**Records supplied:**
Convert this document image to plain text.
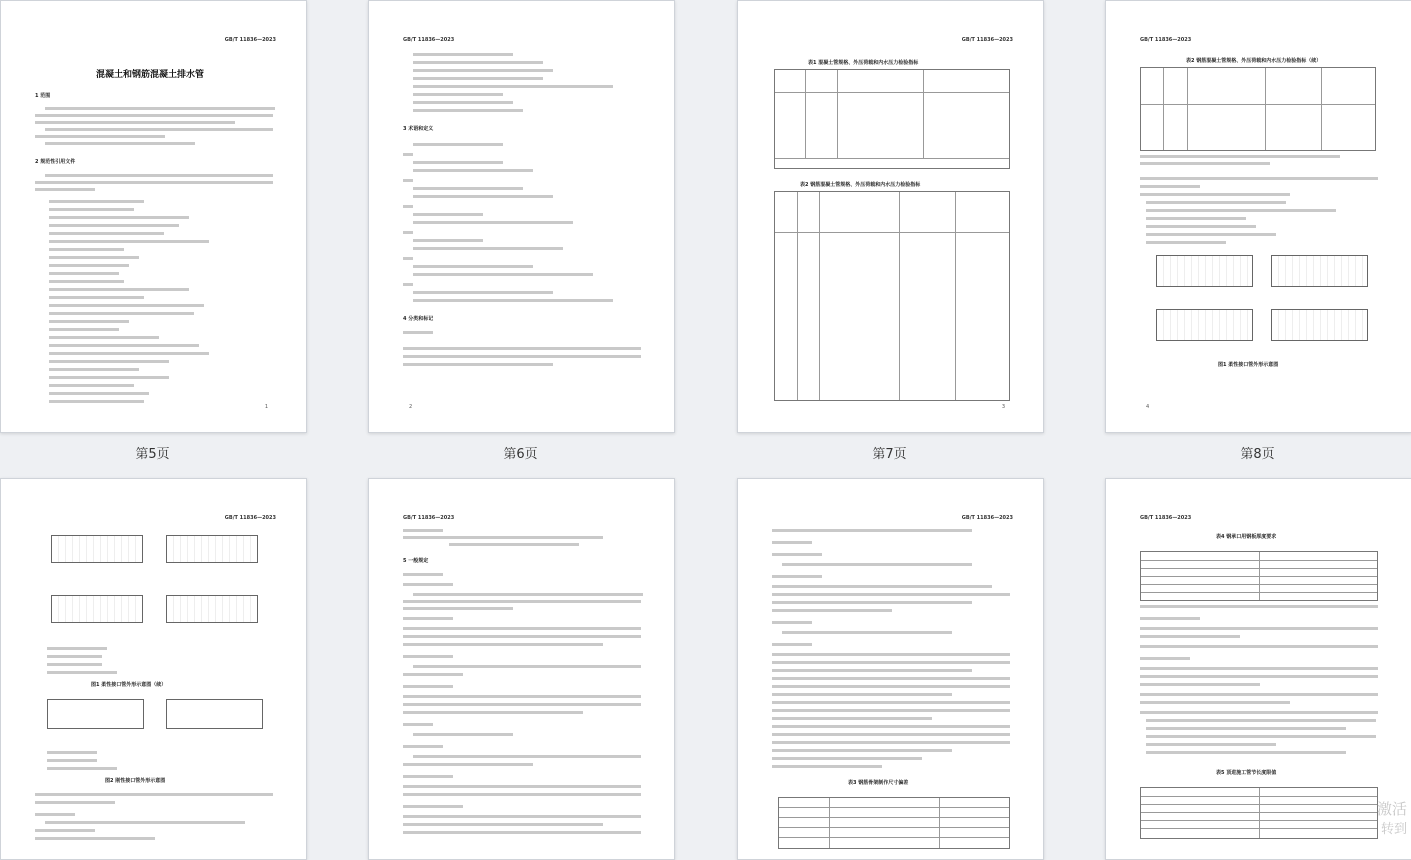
GB/T 11836—2023
混凝土和钢筋混凝土排水管
1 范围
2 规范性引用文件
1
GB/T 11836—2023
3 术语和定义
4 分类和标记
2
GB/T 11836—2023
表1 混凝土管规格、外压荷载和内水压力检验指标
表2 钢筋混凝土管规格、外压荷载和内水压力检验指标
3
GB/T 11836—2023
表2 钢筋混凝土管规格、外压荷载和内水压力检验指标（续）
图1 柔性接口管外形示意图
4
第5页	第6页	第7页	第8页
GB/T 11836—2023
图1 柔性接口管外形示意图（续）
图2 刚性接口管外形示意图
GB/T 11836—2023
5 一般规定
GB/T 11836—2023
表3 钢筋骨架制作尺寸偏差
GB/T 11836—2023
表4 钢承口用钢板厚度要求
表5 顶进施工管节长度限值
激活
转到
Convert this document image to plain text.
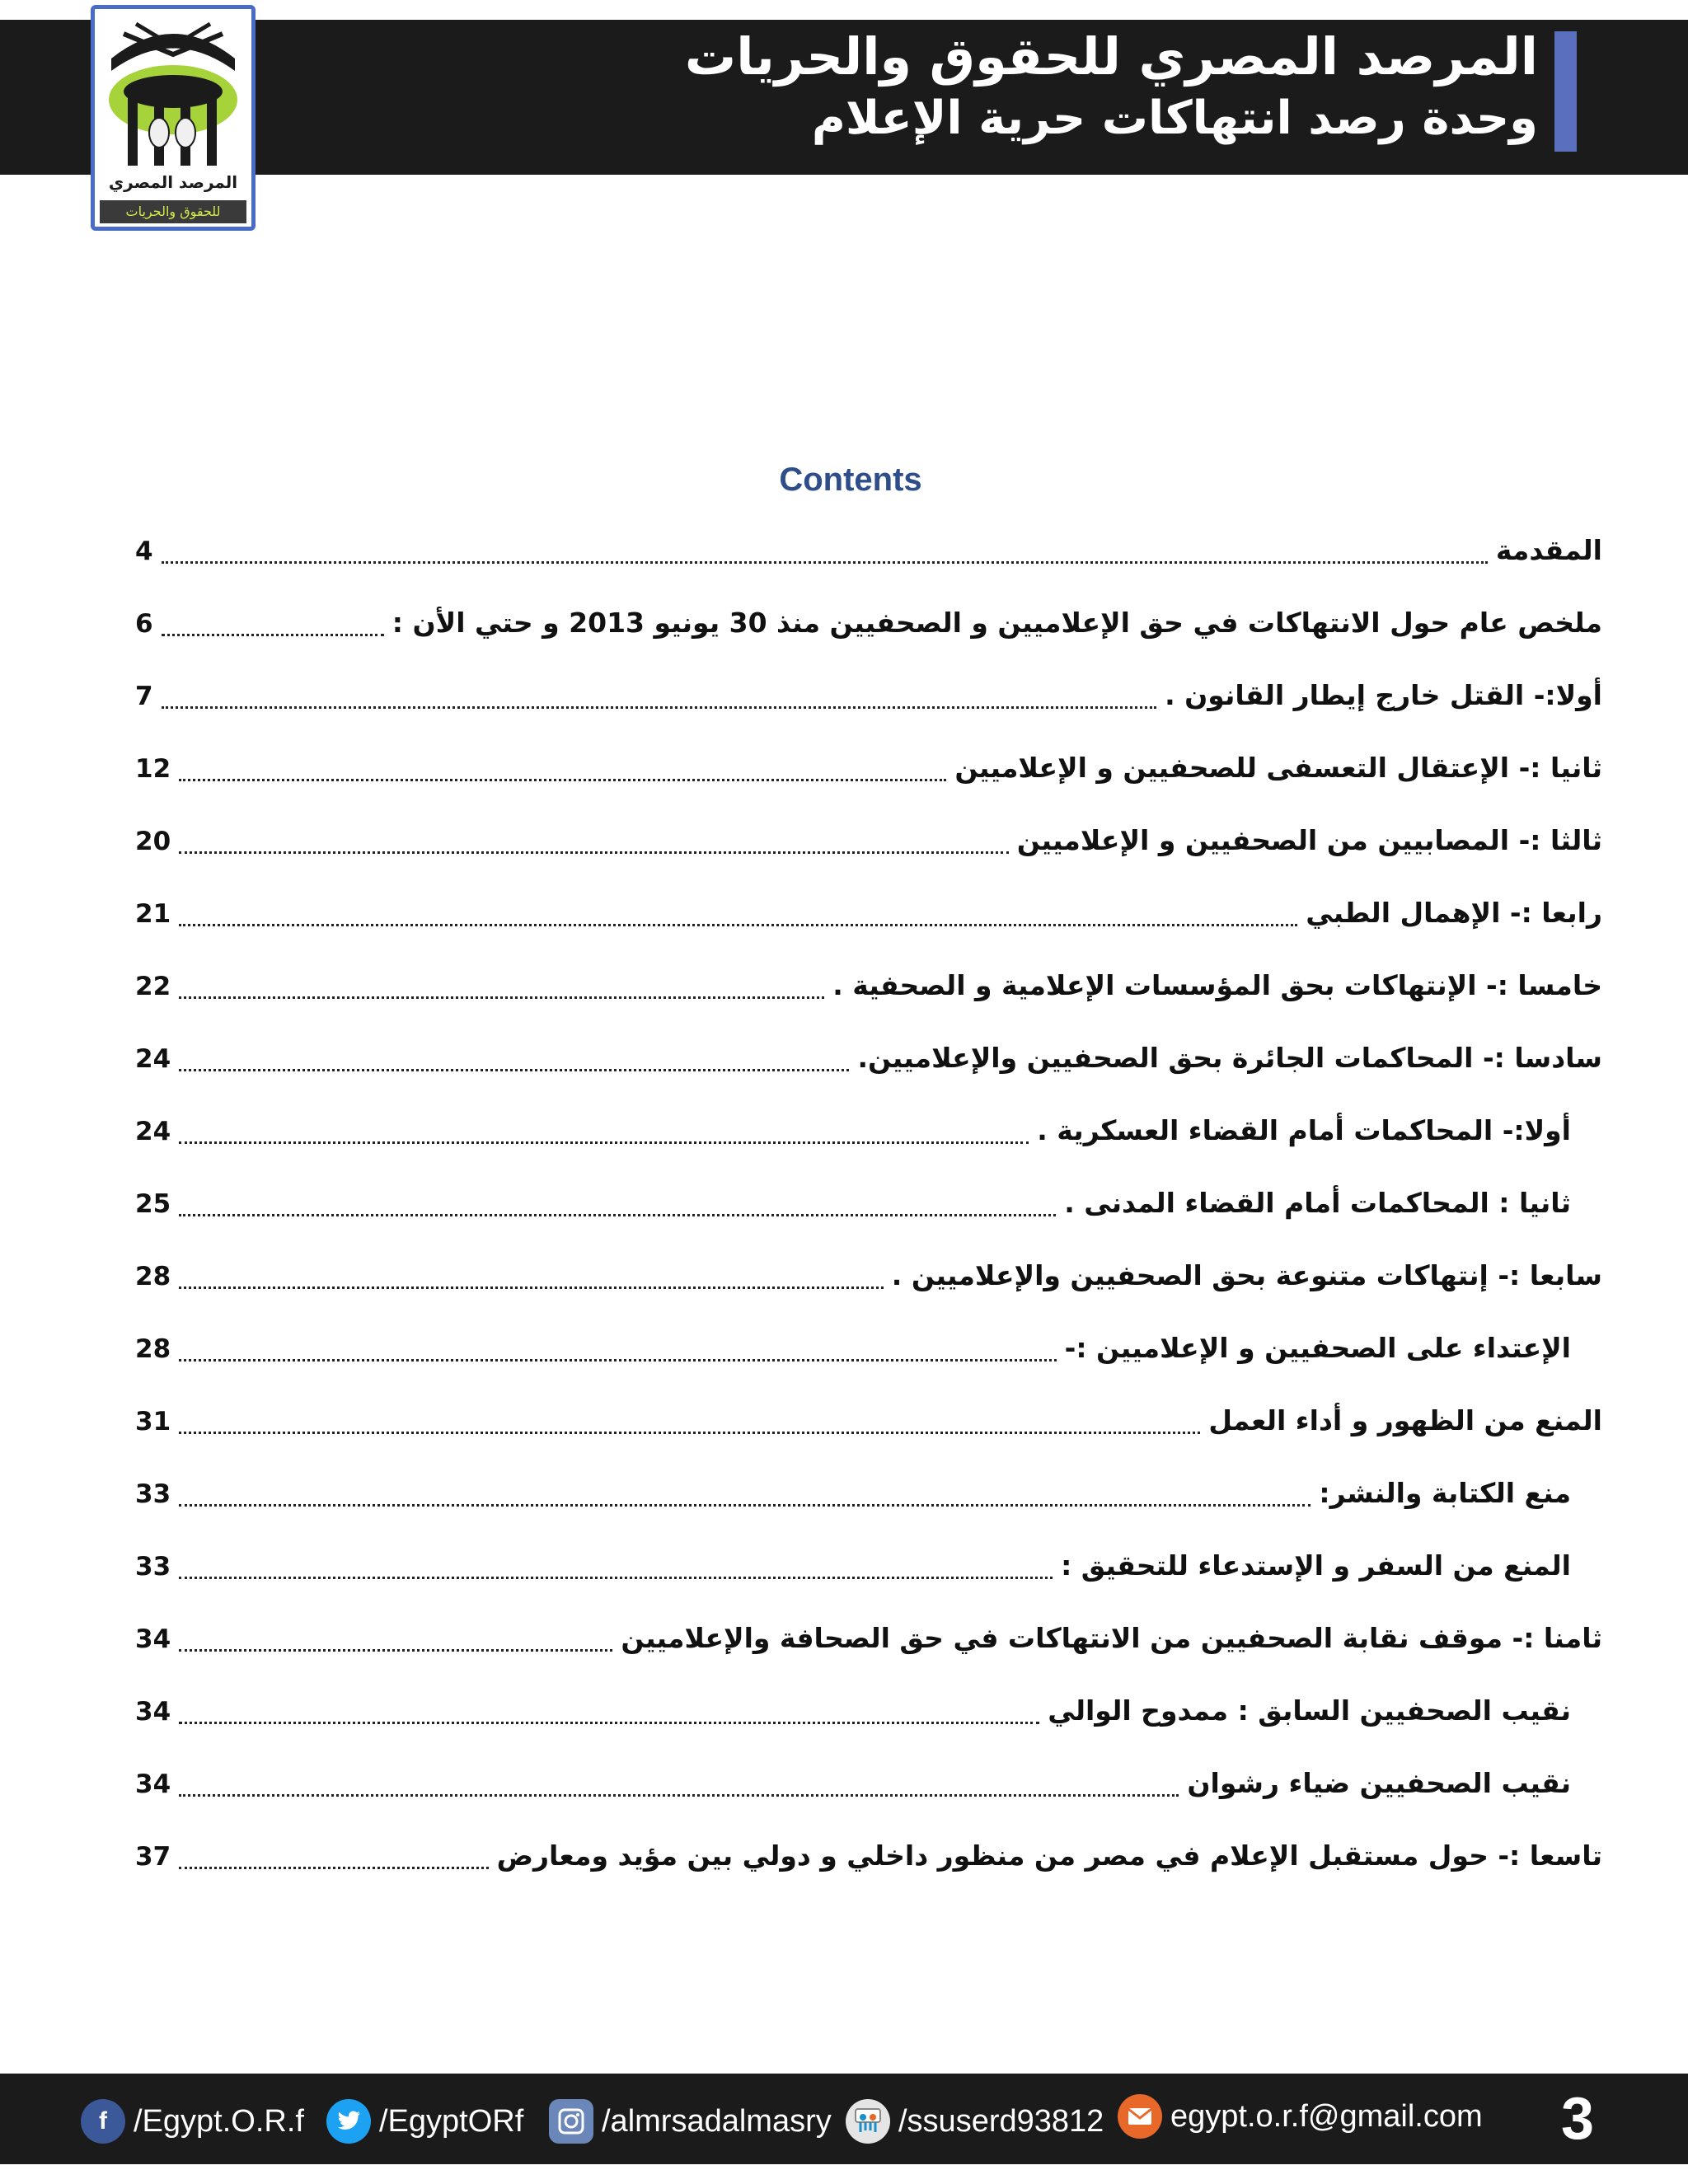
المرصد المصري للحقوق والحريات
وحدة رصد انتهاكات حرية الإعلام
المرصد المصري
للحقوق والحريات
Contents
المقدمة
4
ملخص عام حول الانتهاكات في حق الإعلاميين و الصحفيين منذ 30 يونيو 2013 و حتي الأن :
6
أولا:- القتل خارج إيطار القانون .
7
ثانيا :- الإعتقال التعسفى للصحفيين و الإعلاميين
12
ثالثا :- المصابيين من الصحفيين و الإعلاميين
20
رابعا :- الإهمال الطبي
21
خامسا :- الإنتهاكات بحق المؤسسات الإعلامية و الصحفية .
22
سادسا :- المحاكمات الجائرة بحق الصحفيين والإعلاميين.
24
أولا:- المحاكمات أمام القضاء العسكرية .
24
ثانيا : المحاكمات أمام القضاء المدنى .
25
سابعا :- إنتهاكات متنوعة بحق الصحفيين والإعلاميين .
28
الإعتداء على الصحفيين و الإعلاميين :-
28
المنع من الظهور و أداء العمل
31
منع الكتابة والنشر:
33
المنع من السفر و الإستدعاء للتحقيق :
33
ثامنا :- موقف نقابة الصحفيين من الانتهاكات في حق الصحافة والإعلاميين
34
نقيب الصحفيين السابق : ممدوح الوالي
34
نقيب الصحفيين ضياء رشوان
34
تاسعا :- حول مستقبل الإعلام في مصر من منظور داخلي و دولي بين مؤيد ومعارض
37
f /Egypt.O.R.f /EgyptORf /almrsadalmasry /ssuserd93812 egypt.o.r.f@gmail.com 3
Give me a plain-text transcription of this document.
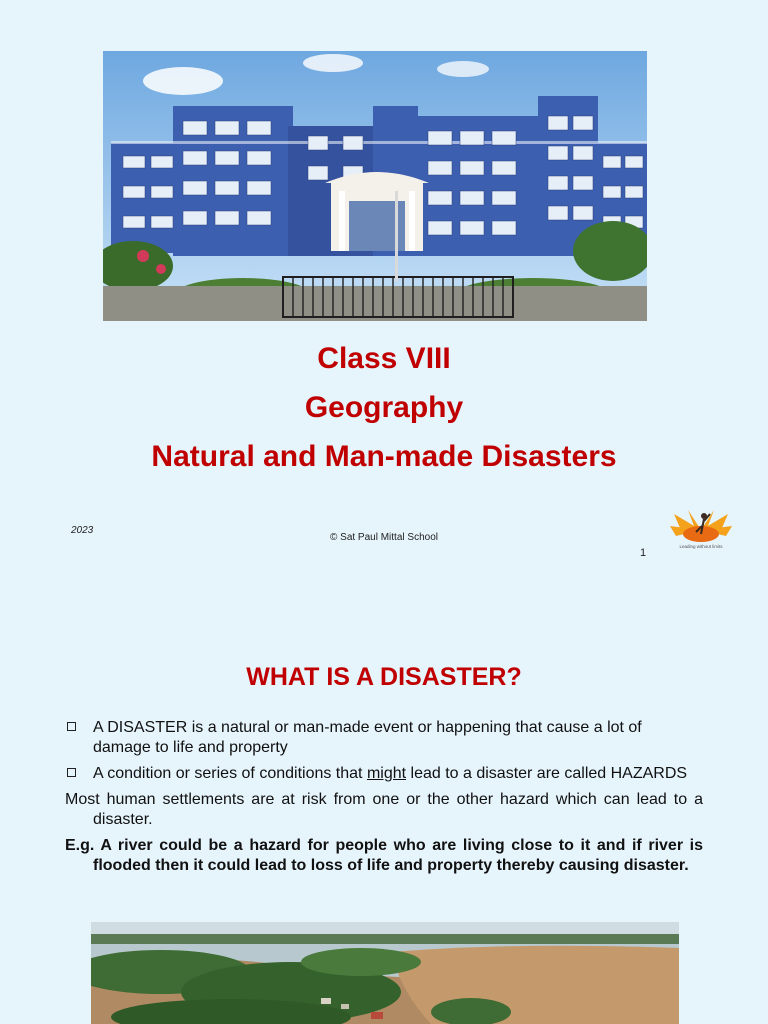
Class VIII
Geography
Natural and Man-made Disasters
2023
© Sat Paul Mittal School
1
Leading without limits
WHAT IS A DISASTER?
A DISASTER is a natural or man-made event or happening that cause a lot of damage to life and property
A condition or series of conditions that might lead to a disaster are called HAZARDS
Most human settlements are at risk from one or the other hazard which can lead to a disaster.
E.g. A river could be a hazard for people who are living close to it and if river is flooded then it could lead to loss of life and property thereby causing disaster.
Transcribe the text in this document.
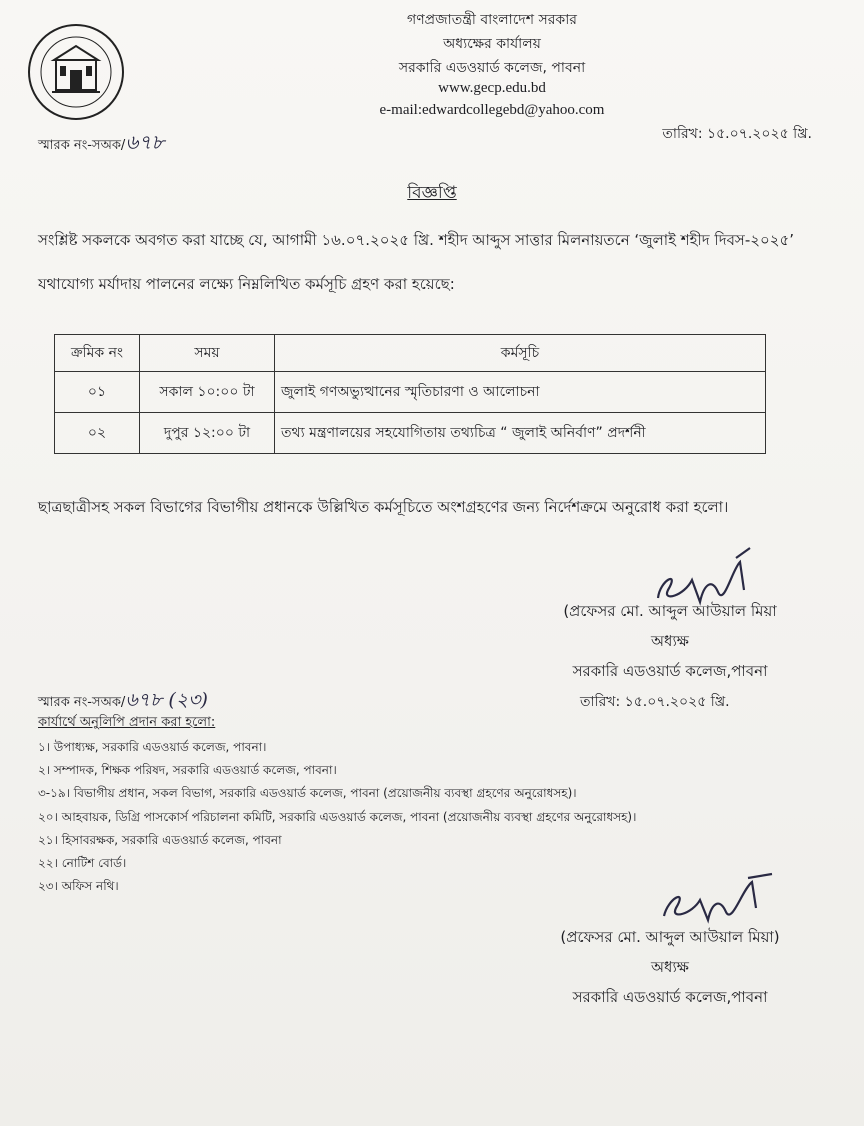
গণপ্রজাতন্ত্রী বাংলাদেশ সরকার
অধ্যক্ষের কার্যালয়
সরকারি এডওয়ার্ড কলেজ, পাবনা
www.gecp.edu.bd
e-mail:edwardcollegebd@yahoo.com
স্মারক নং-সঅক/৬৭৮	তারিখ: ১৫.০৭.২০২৫ খ্রি.
বিজ্ঞপ্তি
সংশ্লিষ্ট সকলকে অবগত করা যাচ্ছে যে, আগামী ১৬.০৭.২০২৫ খ্রি. শহীদ আব্দুস সাত্তার মিলনায়তনে ‘জুলাই শহীদ দিবস-২০২৫’ যথাযোগ্য মর্যাদায় পালনের লক্ষ্যে নিম্নলিখিত কর্মসূচি গ্রহণ করা হয়েছে:
ক্রমিক নং	সময়	কর্মসূচি
০১	সকাল ১০:০০ টা	জুলাই গণঅভ্যুত্থানের স্মৃতিচারণা ও আলোচনা
০২	দুপুর ১২:০০ টা	তথ্য মন্ত্রণালয়ের সহযোগিতায় তথ্যচিত্র “ জুলাই অনির্বাণ” প্রদর্শনী
ছাত্রছাত্রীসহ সকল বিভাগের বিভাগীয় প্রধানকে উল্লিখিত কর্মসূচিতে অংশগ্রহণের জন্য নির্দেশক্রমে অনুরোধ করা হলো।
(প্রফেসর মো. আব্দুল আউয়াল মিয়া
অধ্যক্ষ
সরকারি এডওয়ার্ড কলেজ,পাবনা
স্মারক নং-সঅক/৬৭৮ (২৩)	তারিখ: ১৫.০৭.২০২৫ খ্রি.
কার্যার্থে অনুলিপি প্রদান করা হলো:
১। উপাধ্যক্ষ, সরকারি এডওয়ার্ড কলেজ, পাবনা।
২। সম্পাদক, শিক্ষক পরিষদ, সরকারি এডওয়ার্ড কলেজ, পাবনা।
৩-১৯। বিভাগীয় প্রধান, সকল বিভাগ, সরকারি এডওয়ার্ড কলেজ, পাবনা (প্রয়োজনীয় ব্যবস্থা গ্রহণের অনুরোধসহ)।
২০। আহবায়ক, ডিগ্রি পাসকোর্স পরিচালনা কমিটি, সরকারি এডওয়ার্ড কলেজ, পাবনা (প্রয়োজনীয় ব্যবস্থা গ্রহণের অনুরোধসহ)।
২১। হিসাবরক্ষক, সরকারি এডওয়ার্ড কলেজ, পাবনা
২২। নোটিশ বোর্ড।
২৩। অফিস নথি।
(প্রফেসর মো. আব্দুল আউয়াল মিয়া)
অধ্যক্ষ
সরকারি এডওয়ার্ড কলেজ,পাবনা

**Objective:**
Set down all the data again exactly as above, pictures excluded.

**In response:**
Convert this document image to plain text.
GB/T 11836—2023
混凝土和钢筋混凝土排水管
1 范围
2 规范性引用文件
1
GB/T 11836—2023
3 术语和定义
4 分类和标记
2
GB/T 11836—2023
表1 混凝土管规格、外压荷载和内水压力检验指标
表2 钢筋混凝土管规格、外压荷载和内水压力检验指标
3
GB/T 11836—2023
表2 钢筋混凝土管规格、外压荷载和内水压力检验指标（续）
图1 柔性接口管外形示意图
4
第5页	第6页	第7页	第8页
GB/T 11836—2023
图1 柔性接口管外形示意图（续）
图2 刚性接口管外形示意图
GB/T 11836—2023
5 一般规定
GB/T 11836—2023
表3 钢筋骨架制作尺寸偏差
GB/T 11836—2023
表4 钢承口用钢板厚度要求
表5 顶进施工管节长度限值
激活
转到
Convert this document image to plain text.
المرصد المصري للحقوق والحريات
وحدة رصد انتهاكات حرية الإعلام
المرصد المصري
للحقوق والحريات
Contents
المقدمة
4
ملخص عام حول الانتهاكات في حق الإعلاميين و الصحفيين منذ 30 يونيو 2013 و حتي الأن :
6
أولا:- القتل خارج إيطار القانون .
7
ثانيا :- الإعتقال التعسفى للصحفيين و الإعلاميين
12
ثالثا :- المصابيين من الصحفيين و الإعلاميين
20
رابعا :- الإهمال الطبي
21
خامسا :- الإنتهاكات بحق المؤسسات الإعلامية و الصحفية .
22
سادسا :- المحاكمات الجائرة بحق الصحفيين والإعلاميين.
24
أولا:- المحاكمات أمام القضاء العسكرية .
24
ثانيا : المحاكمات أمام القضاء المدنى .
25
سابعا :- إنتهاكات متنوعة بحق الصحفيين والإعلاميين .
28
الإعتداء على الصحفيين و الإعلاميين :-
28
المنع من الظهور و أداء العمل
31
منع الكتابة والنشر:
33
المنع من السفر و الإستدعاء للتحقيق :
33
ثامنا :- موقف نقابة الصحفيين من الانتهاكات في حق الصحافة والإعلاميين
34
نقيب الصحفيين السابق : ممدوح الوالي
34
نقيب الصحفيين ضياء رشوان
34
تاسعا :- حول مستقبل الإعلام في مصر من منظور داخلي و دولي بين مؤيد ومعارض
37
f /Egypt.O.R.f /EgyptORf /almrsadalmasry /ssuserd93812 egypt.o.r.f@gmail.com 3
Give me a plain-text transcription of this document.
Class VIII
Geography
Natural and Man-made Disasters
2023
© Sat Paul Mittal School
1
Leading without limits
WHAT IS A DISASTER?
A DISASTER is a natural or man-made event or happening that cause a lot of damage to life and property
A condition or series of conditions that might lead to a disaster are called HAZARDS
Most human settlements are at risk from one or the other hazard which can lead to a disaster.
E.g. A river could be a hazard for people who are living close to it and if river is flooded then it could lead to loss of life and property thereby causing disaster.
Transcribe the text in this document.
গণপ্রজাতন্ত্রী বাংলাদেশ সরকার
অধ্যক্ষের কার্যালয়
সরকারি এডওয়ার্ড কলেজ, পাবনা
www.gecp.edu.bd
e-mail:edwardcollegebd@yahoo.com
স্মারক নং-সঅক/৬৭৮	তারিখ: ১৫.০৭.২০২৫ খ্রি.
বিজ্ঞপ্তি
সংশ্লিষ্ট সকলকে অবগত করা যাচ্ছে যে, আগামী ১৬.০৭.২০২৫ খ্রি. শহীদ আব্দুস সাত্তার মিলনায়তনে ‘জুলাই শহীদ দিবস-২০২৫’ যথাযোগ্য মর্যাদায় পালনের লক্ষ্যে নিম্নলিখিত কর্মসূচি গ্রহণ করা হয়েছে:
ক্রমিক নং	সময়	কর্মসূচি
০১	সকাল ১০:০০ টা	জুলাই গণঅভ্যুত্থানের স্মৃতিচারণা ও আলোচনা
০২	দুপুর ১২:০০ টা	তথ্য মন্ত্রণালয়ের সহযোগিতায় তথ্যচিত্র “ জুলাই অনির্বাণ” প্রদর্শনী
ছাত্রছাত্রীসহ সকল বিভাগের বিভাগীয় প্রধানকে উল্লিখিত কর্মসূচিতে অংশগ্রহণের জন্য নির্দেশক্রমে অনুরোধ করা হলো।
(প্রফেসর মো. আব্দুল আউয়াল মিয়া
অধ্যক্ষ
সরকারি এডওয়ার্ড কলেজ,পাবনা
স্মারক নং-সঅক/৬৭৮ (২৩)	তারিখ: ১৫.০৭.২০২৫ খ্রি.
কার্যার্থে অনুলিপি প্রদান করা হলো:
১। উপাধ্যক্ষ, সরকারি এডওয়ার্ড কলেজ, পাবনা।
২। সম্পাদক, শিক্ষক পরিষদ, সরকারি এডওয়ার্ড কলেজ, পাবনা।
৩-১৯। বিভাগীয় প্রধান, সকল বিভাগ, সরকারি এডওয়ার্ড কলেজ, পাবনা (প্রয়োজনীয় ব্যবস্থা গ্রহণের অনুরোধসহ)।
২০। আহবায়ক, ডিগ্রি পাসকোর্স পরিচালনা কমিটি, সরকারি এডওয়ার্ড কলেজ, পাবনা (প্রয়োজনীয় ব্যবস্থা গ্রহণের অনুরোধসহ)।
২১। হিসাবরক্ষক, সরকারি এডওয়ার্ড কলেজ, পাবনা
২২। নোটিশ বোর্ড।
২৩। অফিস নথি।
(প্রফেসর মো. আব্দুল আউয়াল মিয়া)
অধ্যক্ষ
সরকারি এডওয়ার্ড কলেজ,পাবনা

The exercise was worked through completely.